(Stored entries)
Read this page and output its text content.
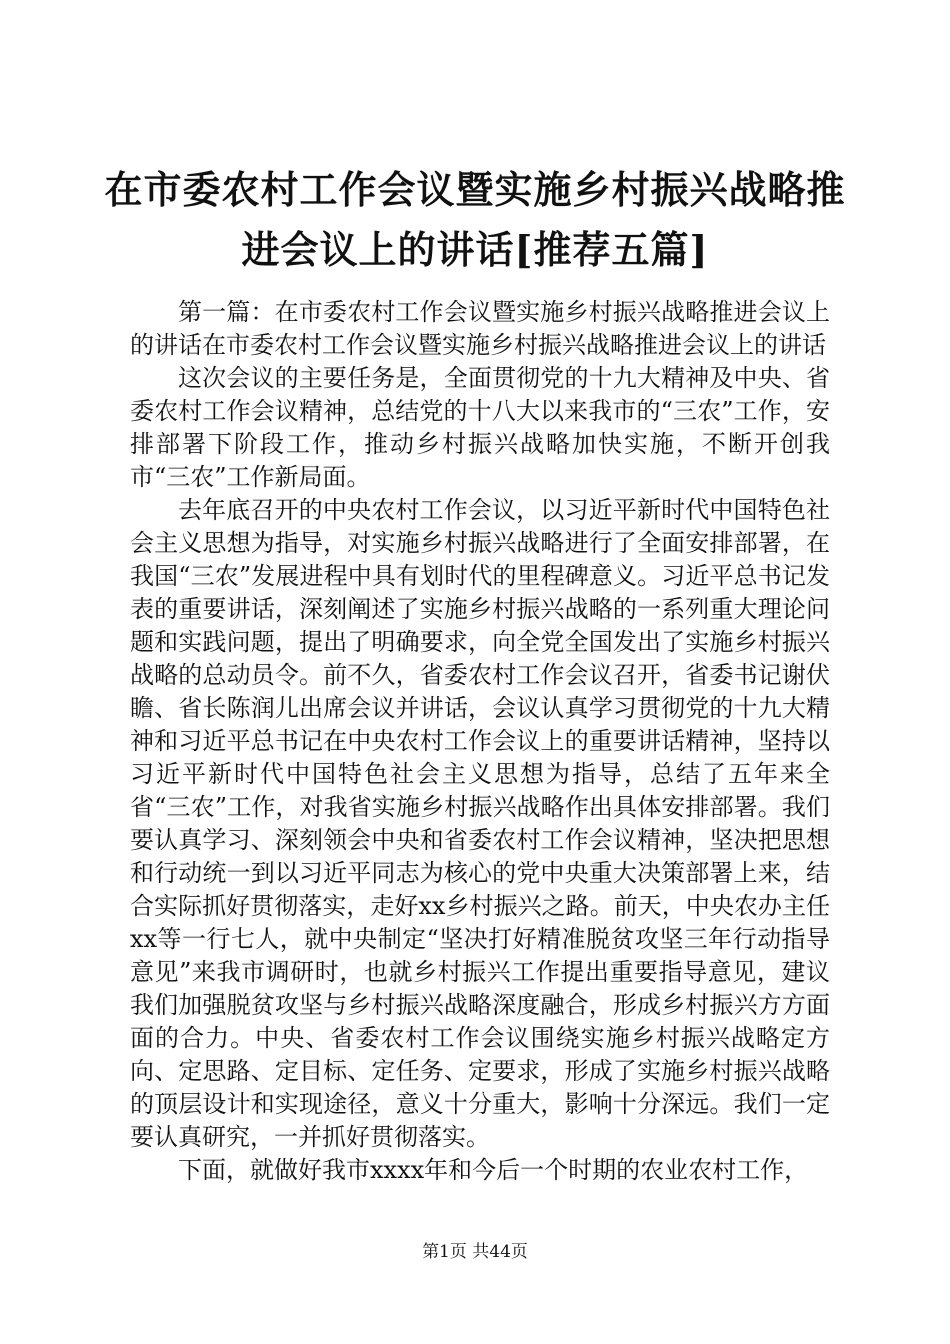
在市委农村工作会议暨实施乡村振兴战略推进会议上的讲话[推荐五篇]

第一篇：在市委农村工作会议暨实施乡村振兴战略推进会议上的讲话在市委农村工作会议暨实施乡村振兴战略推进会议上的讲话

这次会议的主要任务是，全面贯彻党的十九大精神及中央、省委农村工作会议精神，总结党的十八大以来我市的“三农”工作，安排部署下阶段工作，推动乡村振兴战略加快实施，不断开创我市“三农”工作新局面。

去年底召开的中央农村工作会议，以习近平新时代中国特色社会主义思想为指导，对实施乡村振兴战略进行了全面安排部署，在我国“三农”发展进程中具有划时代的里程碑意义。习近平总书记发表的重要讲话，深刻阐述了实施乡村振兴战略的一系列重大理论问题和实践问题，提出了明确要求，向全党全国发出了实施乡村振兴战略的总动员令。前不久，省委农村工作会议召开，省委书记谢伏瞻、省长陈润儿出席会议并讲话，会议认真学习贯彻党的十九大精神和习近平总书记在中央农村工作会议上的重要讲话精神，坚持以习近平新时代中国特色社会主义思想为指导，总结了五年来全省“三农”工作，对我省实施乡村振兴战略作出具体安排部署。我们要认真学习、深刻领会中央和省委农村工作会议精神，坚决把思想和行动统一到以习近平同志为核心的党中央重大决策部署上来，结合实际抓好贯彻落实，走好xx乡村振兴之路。前天，中央农办主任xx等一行七人，就中央制定“坚决打好精准脱贫攻坚三年行动指导意见”来我市调研时，也就乡村振兴工作提出重要指导意见，建议我们加强脱贫攻坚与乡村振兴战略深度融合，形成乡村振兴方方面面的合力。中央、省委农村工作会议围绕实施乡村振兴战略定方向、定思路、定目标、定任务、定要求，形成了实施乡村振兴战略的顶层设计和实现途径，意义十分重大，影响十分深远。我们一定要认真研究，一并抓好贯彻落实。

下面，就做好我市xxxx年和今后一个时期的农业农村工作，

第1页 共44页
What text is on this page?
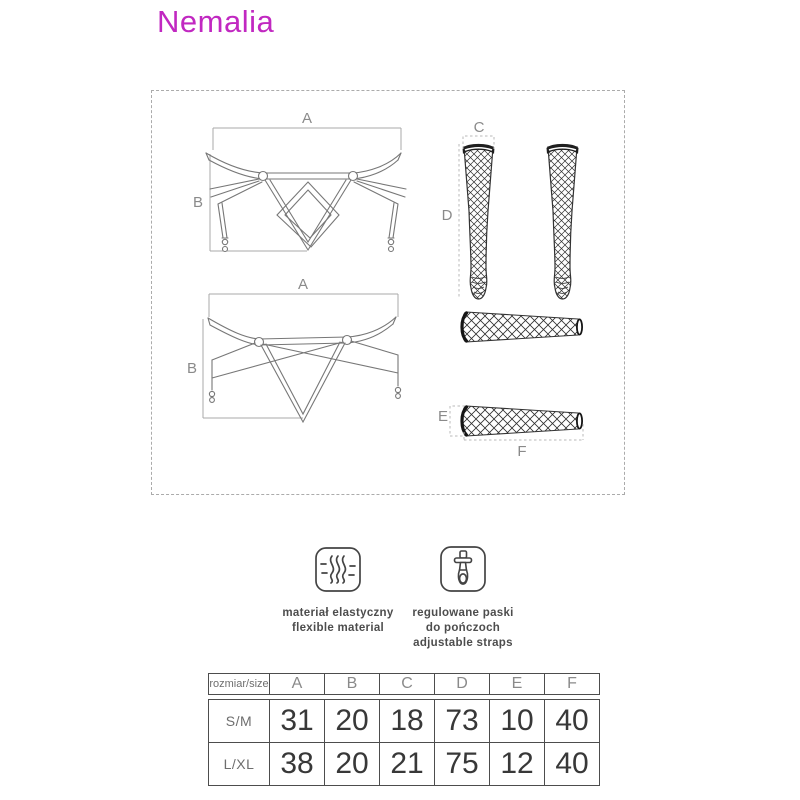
Nemalia
A
B
A
B
C
D
E
F
materiał elastyczny
flexible material
regulowane paski
do pończoch
adjustable straps
rozmiar/size	A	B	C	D	E	F
S/M	31	20	18	73	10	40
L/XL	38	20	21	75	12	40
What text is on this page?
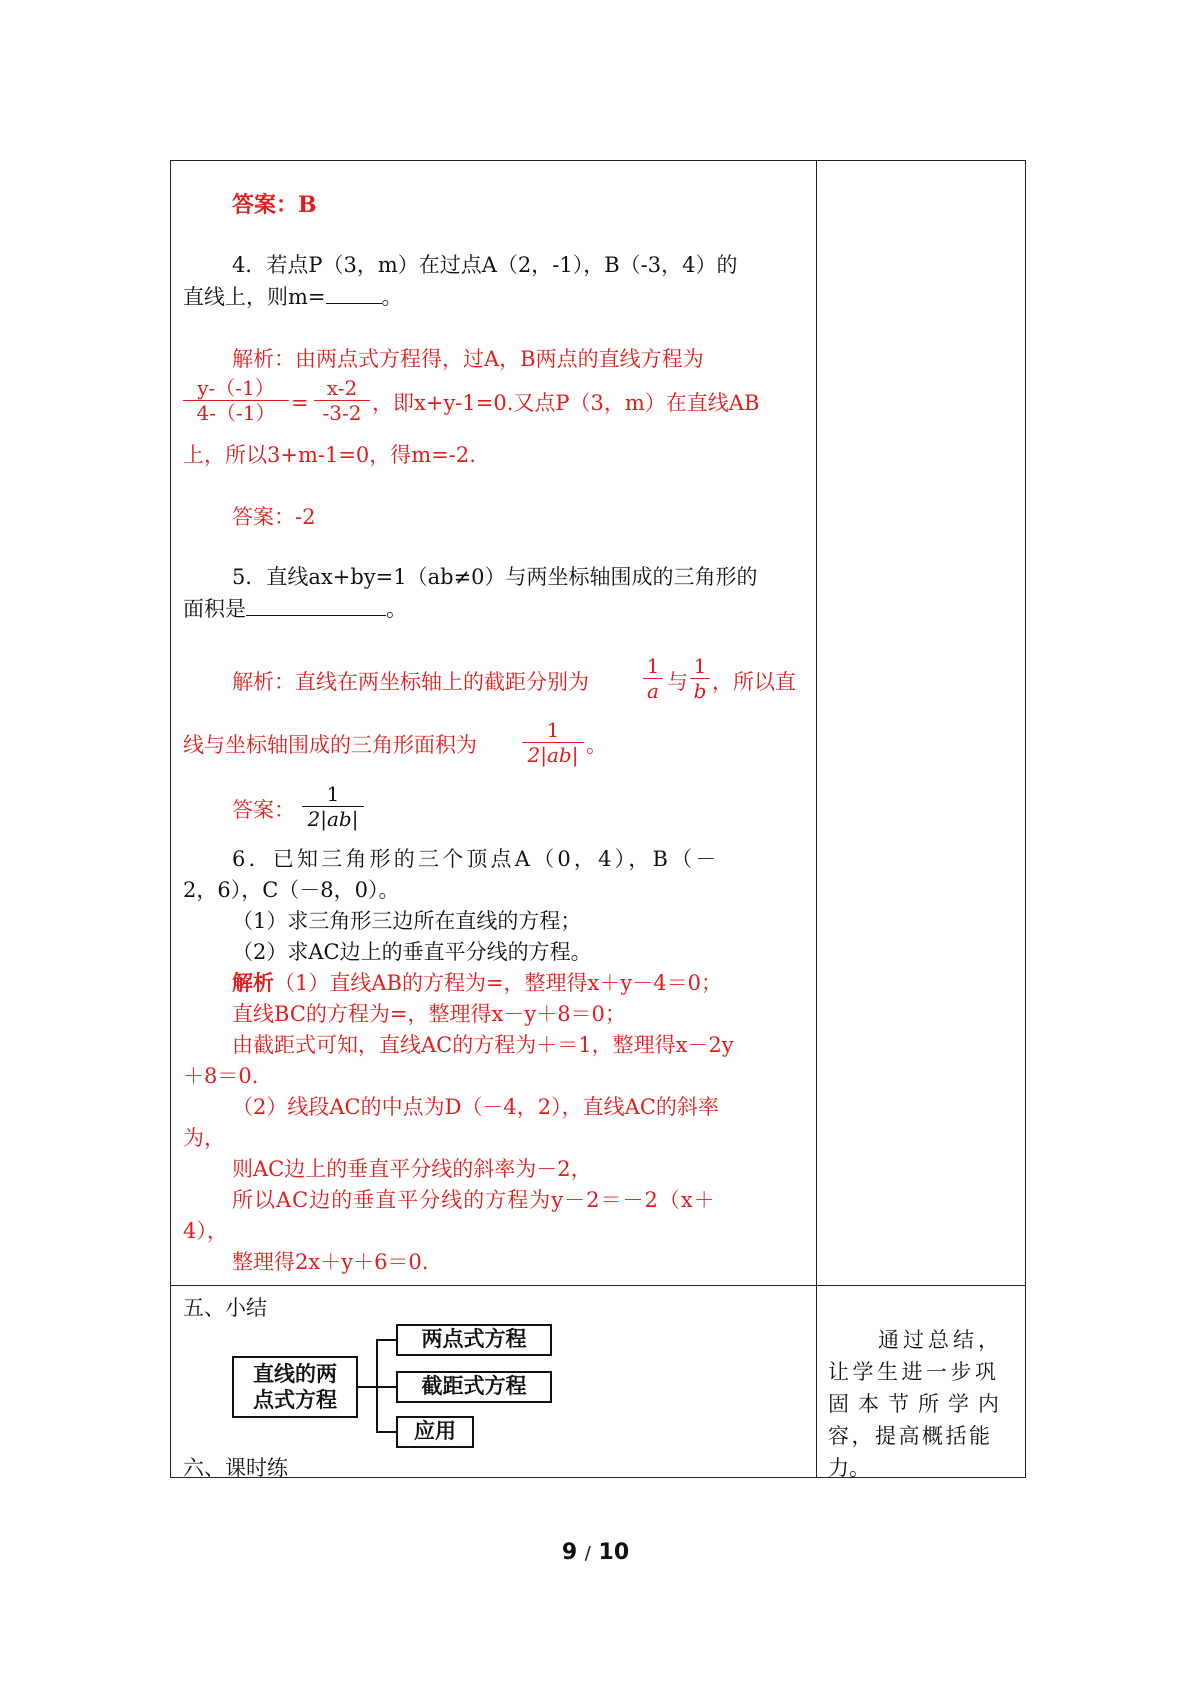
答案：B
4．若点P（3，m）在过点A（2，-1），B（-3，4）的
直线上，则m=	。
解析：由两点式方程得，过A，B两点的直线方程为
$\frac{y-(-1)}{4-(-1)} = \frac{x-2}{-3-2}$ ，即x+y-1=0.又点P（3，m）在直线AB
上，所以3+m-1=0，得m=-2.
答案：-2
5．直线ax+by=1（ab≠0）与两坐标轴围成的三角形的
面积是	。
解析：直线在两坐标轴上的截距分别为	$\frac{1}{a}$ 与 $\frac{1}{b}$ ，所以直
线与坐标轴围成的三角形面积为 $\frac{1}{2|ab|}$ 。
答案： $\frac{1}{2|ab|}$
6．已知三角形的三个顶点A（0，4），B（－
2，6），C（－8，0）。
（1）求三角形三边所在直线的方程；
（2）求AC边上的垂直平分线的方程。
解析（1）直线AB的方程为=，整理得x＋y－4＝0；
直线BC的方程为=，整理得x－y＋8＝0；
由截距式可知，直线AC的方程为＋＝1，整理得x－2y
＋8＝0.
（2）线段AC的中点为D（－4，2），直线AC的斜率
为，
则AC边上的垂直平分线的斜率为－2，
所以AC边的垂直平分线的方程为y－2＝－2（x＋
4），
整理得2x＋y＋6＝0.
五、小结
直线的两
点式方程
两点式方程
截距式方程
应用
六、课时练
通过总结，
让学生进一步巩
固本节所学内
容，提高概括能
力。
9 / 10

What you need to do: Without the pictures, write out all of the material exactly.

Worked solution:
Read this page and output its text content.
在市委农村工作会议暨实施乡村振兴战略推进会议上的讲话[推荐五篇]

第一篇：在市委农村工作会议暨实施乡村振兴战略推进会议上的讲话在市委农村工作会议暨实施乡村振兴战略推进会议上的讲话

这次会议的主要任务是，全面贯彻党的十九大精神及中央、省委农村工作会议精神，总结党的十八大以来我市的“三农”工作，安排部署下阶段工作，推动乡村振兴战略加快实施，不断开创我市“三农”工作新局面。

去年底召开的中央农村工作会议，以习近平新时代中国特色社会主义思想为指导，对实施乡村振兴战略进行了全面安排部署，在我国“三农”发展进程中具有划时代的里程碑意义。习近平总书记发表的重要讲话，深刻阐述了实施乡村振兴战略的一系列重大理论问题和实践问题，提出了明确要求，向全党全国发出了实施乡村振兴战略的总动员令。前不久，省委农村工作会议召开，省委书记谢伏瞻、省长陈润儿出席会议并讲话，会议认真学习贯彻党的十九大精神和习近平总书记在中央农村工作会议上的重要讲话精神，坚持以习近平新时代中国特色社会主义思想为指导，总结了五年来全省“三农”工作，对我省实施乡村振兴战略作出具体安排部署。我们要认真学习、深刻领会中央和省委农村工作会议精神，坚决把思想和行动统一到以习近平同志为核心的党中央重大决策部署上来，结合实际抓好贯彻落实，走好xx乡村振兴之路。前天，中央农办主任xx等一行七人，就中央制定“坚决打好精准脱贫攻坚三年行动指导意见”来我市调研时，也就乡村振兴工作提出重要指导意见，建议我们加强脱贫攻坚与乡村振兴战略深度融合，形成乡村振兴方方面面的合力。中央、省委农村工作会议围绕实施乡村振兴战略定方向、定思路、定目标、定任务、定要求，形成了实施乡村振兴战略的顶层设计和实现途径，意义十分重大，影响十分深远。我们一定要认真研究，一并抓好贯彻落实。

下面，就做好我市xxxx年和今后一个时期的农业农村工作，

第1页 共44页
What text is on this page?
Nemalia
A
B
A
B
C
D
E
F
materiał elastyczny
flexible material
regulowane paski
do pończoch
adjustable straps
rozmiar/size	A	B	C	D	E	F
S/M	31	20	18	73	10	40
L/XL	38	20	21	75	12	40
What text is on this page?
答案：B
4．若点P（3，m）在过点A（2，-1），B（-3，4）的
直线上，则m=	。
解析：由两点式方程得，过A，B两点的直线方程为
$\frac{y-(-1)}{4-(-1)} = \frac{x-2}{-3-2}$ ，即x+y-1=0.又点P（3，m）在直线AB
上，所以3+m-1=0，得m=-2.
答案：-2
5．直线ax+by=1（ab≠0）与两坐标轴围成的三角形的
面积是	。
解析：直线在两坐标轴上的截距分别为	$\frac{1}{a}$ 与 $\frac{1}{b}$ ，所以直
线与坐标轴围成的三角形面积为 $\frac{1}{2|ab|}$ 。
答案： $\frac{1}{2|ab|}$
6．已知三角形的三个顶点A（0，4），B（－
2，6），C（－8，0）。
（1）求三角形三边所在直线的方程；
（2）求AC边上的垂直平分线的方程。
解析（1）直线AB的方程为=，整理得x＋y－4＝0；
直线BC的方程为=，整理得x－y＋8＝0；
由截距式可知，直线AC的方程为＋＝1，整理得x－2y
＋8＝0.
（2）线段AC的中点为D（－4，2），直线AC的斜率
为，
则AC边上的垂直平分线的斜率为－2，
所以AC边的垂直平分线的方程为y－2＝－2（x＋
4），
整理得2x＋y＋6＝0.
五、小结
直线的两
点式方程
两点式方程
截距式方程
应用
六、课时练
通过总结，
让学生进一步巩
固本节所学内
容，提高概括能
力。
9 / 10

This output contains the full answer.